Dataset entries
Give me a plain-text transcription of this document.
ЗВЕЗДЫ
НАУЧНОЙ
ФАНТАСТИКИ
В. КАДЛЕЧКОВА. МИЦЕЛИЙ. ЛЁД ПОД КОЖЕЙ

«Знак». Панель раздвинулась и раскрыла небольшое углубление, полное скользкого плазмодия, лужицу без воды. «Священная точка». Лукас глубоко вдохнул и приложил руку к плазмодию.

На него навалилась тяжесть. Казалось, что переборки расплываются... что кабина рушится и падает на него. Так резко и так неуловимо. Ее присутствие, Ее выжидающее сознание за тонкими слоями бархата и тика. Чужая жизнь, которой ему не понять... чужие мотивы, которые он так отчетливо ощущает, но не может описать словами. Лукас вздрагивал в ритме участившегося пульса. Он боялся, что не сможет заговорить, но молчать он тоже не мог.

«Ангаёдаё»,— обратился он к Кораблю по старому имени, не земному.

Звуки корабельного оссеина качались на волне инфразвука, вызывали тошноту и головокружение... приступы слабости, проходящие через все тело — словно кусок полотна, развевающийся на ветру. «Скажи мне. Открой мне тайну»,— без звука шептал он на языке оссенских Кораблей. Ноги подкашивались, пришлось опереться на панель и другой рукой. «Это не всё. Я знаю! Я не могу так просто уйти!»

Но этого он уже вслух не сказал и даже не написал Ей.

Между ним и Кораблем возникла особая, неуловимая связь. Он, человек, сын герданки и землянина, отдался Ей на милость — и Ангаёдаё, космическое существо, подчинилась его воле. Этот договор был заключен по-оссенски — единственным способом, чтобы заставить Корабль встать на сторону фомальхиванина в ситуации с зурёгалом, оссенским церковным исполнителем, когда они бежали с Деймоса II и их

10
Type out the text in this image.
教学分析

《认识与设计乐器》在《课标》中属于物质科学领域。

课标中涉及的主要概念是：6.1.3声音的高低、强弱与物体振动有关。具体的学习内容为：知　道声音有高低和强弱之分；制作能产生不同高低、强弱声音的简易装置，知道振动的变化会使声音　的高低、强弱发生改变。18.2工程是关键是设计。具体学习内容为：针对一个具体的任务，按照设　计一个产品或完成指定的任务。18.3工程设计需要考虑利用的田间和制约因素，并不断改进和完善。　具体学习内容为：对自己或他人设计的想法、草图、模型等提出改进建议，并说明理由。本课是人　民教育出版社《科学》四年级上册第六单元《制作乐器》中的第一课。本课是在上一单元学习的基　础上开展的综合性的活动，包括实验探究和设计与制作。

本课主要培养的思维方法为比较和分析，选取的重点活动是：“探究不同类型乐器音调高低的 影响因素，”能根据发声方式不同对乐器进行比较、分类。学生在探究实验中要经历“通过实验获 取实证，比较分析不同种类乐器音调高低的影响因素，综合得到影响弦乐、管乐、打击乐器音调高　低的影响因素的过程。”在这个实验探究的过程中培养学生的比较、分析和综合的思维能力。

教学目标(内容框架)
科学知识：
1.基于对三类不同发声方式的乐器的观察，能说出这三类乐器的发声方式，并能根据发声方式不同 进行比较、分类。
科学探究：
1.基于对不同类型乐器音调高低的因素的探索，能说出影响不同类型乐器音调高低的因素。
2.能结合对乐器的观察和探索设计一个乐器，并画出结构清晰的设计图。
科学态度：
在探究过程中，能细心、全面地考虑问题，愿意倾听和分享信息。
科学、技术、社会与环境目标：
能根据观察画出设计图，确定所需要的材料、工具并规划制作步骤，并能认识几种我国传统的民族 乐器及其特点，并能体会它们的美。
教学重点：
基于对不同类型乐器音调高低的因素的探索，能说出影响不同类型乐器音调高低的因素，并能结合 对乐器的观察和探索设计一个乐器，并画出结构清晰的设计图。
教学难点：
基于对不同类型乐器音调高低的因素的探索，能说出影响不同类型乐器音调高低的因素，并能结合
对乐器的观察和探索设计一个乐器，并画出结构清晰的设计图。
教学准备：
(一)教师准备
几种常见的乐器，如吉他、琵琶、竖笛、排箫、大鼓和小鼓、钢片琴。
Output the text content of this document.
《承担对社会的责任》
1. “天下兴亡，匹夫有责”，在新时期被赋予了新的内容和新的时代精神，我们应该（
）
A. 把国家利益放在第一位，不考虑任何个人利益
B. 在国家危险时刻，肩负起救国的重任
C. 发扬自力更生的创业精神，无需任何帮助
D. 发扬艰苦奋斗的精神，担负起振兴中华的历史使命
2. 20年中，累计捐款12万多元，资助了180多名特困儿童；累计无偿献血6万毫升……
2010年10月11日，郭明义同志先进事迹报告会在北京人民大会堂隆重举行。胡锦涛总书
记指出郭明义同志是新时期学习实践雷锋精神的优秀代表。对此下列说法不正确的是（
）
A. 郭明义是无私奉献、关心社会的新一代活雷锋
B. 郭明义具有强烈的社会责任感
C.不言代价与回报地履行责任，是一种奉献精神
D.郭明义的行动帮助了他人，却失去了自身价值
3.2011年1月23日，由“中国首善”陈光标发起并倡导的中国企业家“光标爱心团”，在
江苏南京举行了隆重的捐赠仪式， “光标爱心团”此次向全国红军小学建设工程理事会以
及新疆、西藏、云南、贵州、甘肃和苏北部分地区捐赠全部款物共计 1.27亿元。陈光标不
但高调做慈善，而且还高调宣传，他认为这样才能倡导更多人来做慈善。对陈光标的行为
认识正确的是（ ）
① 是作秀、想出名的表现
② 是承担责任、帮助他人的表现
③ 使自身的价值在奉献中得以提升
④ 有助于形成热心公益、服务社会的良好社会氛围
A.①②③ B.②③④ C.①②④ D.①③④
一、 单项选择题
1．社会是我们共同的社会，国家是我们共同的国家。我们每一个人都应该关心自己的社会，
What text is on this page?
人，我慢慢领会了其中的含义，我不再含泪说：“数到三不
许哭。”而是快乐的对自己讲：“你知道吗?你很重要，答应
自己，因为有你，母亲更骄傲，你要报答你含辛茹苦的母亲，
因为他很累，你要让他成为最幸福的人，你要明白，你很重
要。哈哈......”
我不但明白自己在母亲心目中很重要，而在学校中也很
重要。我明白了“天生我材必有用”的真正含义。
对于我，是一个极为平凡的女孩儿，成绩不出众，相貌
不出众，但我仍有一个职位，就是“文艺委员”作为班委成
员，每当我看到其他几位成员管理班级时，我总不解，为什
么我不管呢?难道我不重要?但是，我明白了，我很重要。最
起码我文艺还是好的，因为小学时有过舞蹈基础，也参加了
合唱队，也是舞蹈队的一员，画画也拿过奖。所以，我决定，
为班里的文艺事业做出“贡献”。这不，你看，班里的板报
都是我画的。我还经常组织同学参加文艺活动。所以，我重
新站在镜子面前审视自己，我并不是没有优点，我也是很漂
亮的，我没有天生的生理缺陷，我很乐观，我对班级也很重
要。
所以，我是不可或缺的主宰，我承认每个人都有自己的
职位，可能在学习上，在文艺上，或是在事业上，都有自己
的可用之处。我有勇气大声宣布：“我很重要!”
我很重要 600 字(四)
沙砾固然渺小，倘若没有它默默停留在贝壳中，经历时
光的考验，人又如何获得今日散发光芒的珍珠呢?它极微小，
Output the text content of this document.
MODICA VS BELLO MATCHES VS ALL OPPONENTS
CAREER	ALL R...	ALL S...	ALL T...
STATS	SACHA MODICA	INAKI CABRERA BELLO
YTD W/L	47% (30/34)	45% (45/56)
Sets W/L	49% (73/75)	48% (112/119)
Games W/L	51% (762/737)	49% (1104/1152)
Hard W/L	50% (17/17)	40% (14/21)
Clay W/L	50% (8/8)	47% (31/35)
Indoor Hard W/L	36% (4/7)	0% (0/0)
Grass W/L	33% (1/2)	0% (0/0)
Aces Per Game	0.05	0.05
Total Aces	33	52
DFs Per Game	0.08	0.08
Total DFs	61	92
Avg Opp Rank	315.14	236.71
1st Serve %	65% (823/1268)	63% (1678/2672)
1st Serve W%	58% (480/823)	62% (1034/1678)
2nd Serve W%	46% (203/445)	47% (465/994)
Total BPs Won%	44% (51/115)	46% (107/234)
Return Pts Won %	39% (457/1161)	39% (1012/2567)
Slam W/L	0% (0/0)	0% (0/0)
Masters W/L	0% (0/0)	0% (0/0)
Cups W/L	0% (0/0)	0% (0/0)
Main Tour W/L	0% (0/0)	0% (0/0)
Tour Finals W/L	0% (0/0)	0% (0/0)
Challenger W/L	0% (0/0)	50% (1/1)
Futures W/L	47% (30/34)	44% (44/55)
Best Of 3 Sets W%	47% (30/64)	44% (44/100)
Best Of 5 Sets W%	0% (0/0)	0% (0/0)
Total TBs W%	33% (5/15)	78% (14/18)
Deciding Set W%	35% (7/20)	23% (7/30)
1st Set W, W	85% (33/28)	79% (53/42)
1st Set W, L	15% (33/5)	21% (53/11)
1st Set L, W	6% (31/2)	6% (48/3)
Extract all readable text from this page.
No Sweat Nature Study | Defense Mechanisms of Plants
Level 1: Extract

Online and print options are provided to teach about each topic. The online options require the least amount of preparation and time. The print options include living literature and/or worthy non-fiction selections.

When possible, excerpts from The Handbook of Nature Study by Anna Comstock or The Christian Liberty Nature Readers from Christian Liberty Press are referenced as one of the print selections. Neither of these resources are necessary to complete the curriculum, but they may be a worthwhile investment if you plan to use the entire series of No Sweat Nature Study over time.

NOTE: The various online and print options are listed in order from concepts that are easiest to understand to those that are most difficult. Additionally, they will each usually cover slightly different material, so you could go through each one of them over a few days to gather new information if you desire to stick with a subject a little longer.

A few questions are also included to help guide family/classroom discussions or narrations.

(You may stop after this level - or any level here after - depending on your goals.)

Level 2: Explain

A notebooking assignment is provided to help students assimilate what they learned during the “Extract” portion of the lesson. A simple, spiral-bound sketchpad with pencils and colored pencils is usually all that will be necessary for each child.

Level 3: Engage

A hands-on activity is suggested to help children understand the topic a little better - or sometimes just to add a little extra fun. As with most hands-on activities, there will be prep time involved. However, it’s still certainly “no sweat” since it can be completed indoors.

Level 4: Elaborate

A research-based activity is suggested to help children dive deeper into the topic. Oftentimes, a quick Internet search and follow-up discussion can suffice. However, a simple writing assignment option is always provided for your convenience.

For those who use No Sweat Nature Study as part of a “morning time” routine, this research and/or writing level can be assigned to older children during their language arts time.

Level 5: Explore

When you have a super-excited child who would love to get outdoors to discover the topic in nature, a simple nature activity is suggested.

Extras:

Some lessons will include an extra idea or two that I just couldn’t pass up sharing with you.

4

● **TASK**:
Using the data above, copy each line that contains "Total".

● **ANSWER**:
Total Aces	33	52
Total DFs	61	92
Total BPs Won%	44% (51/115)	46% (107/234)
Total TBs W%	33% (5/15)	78% (14/18)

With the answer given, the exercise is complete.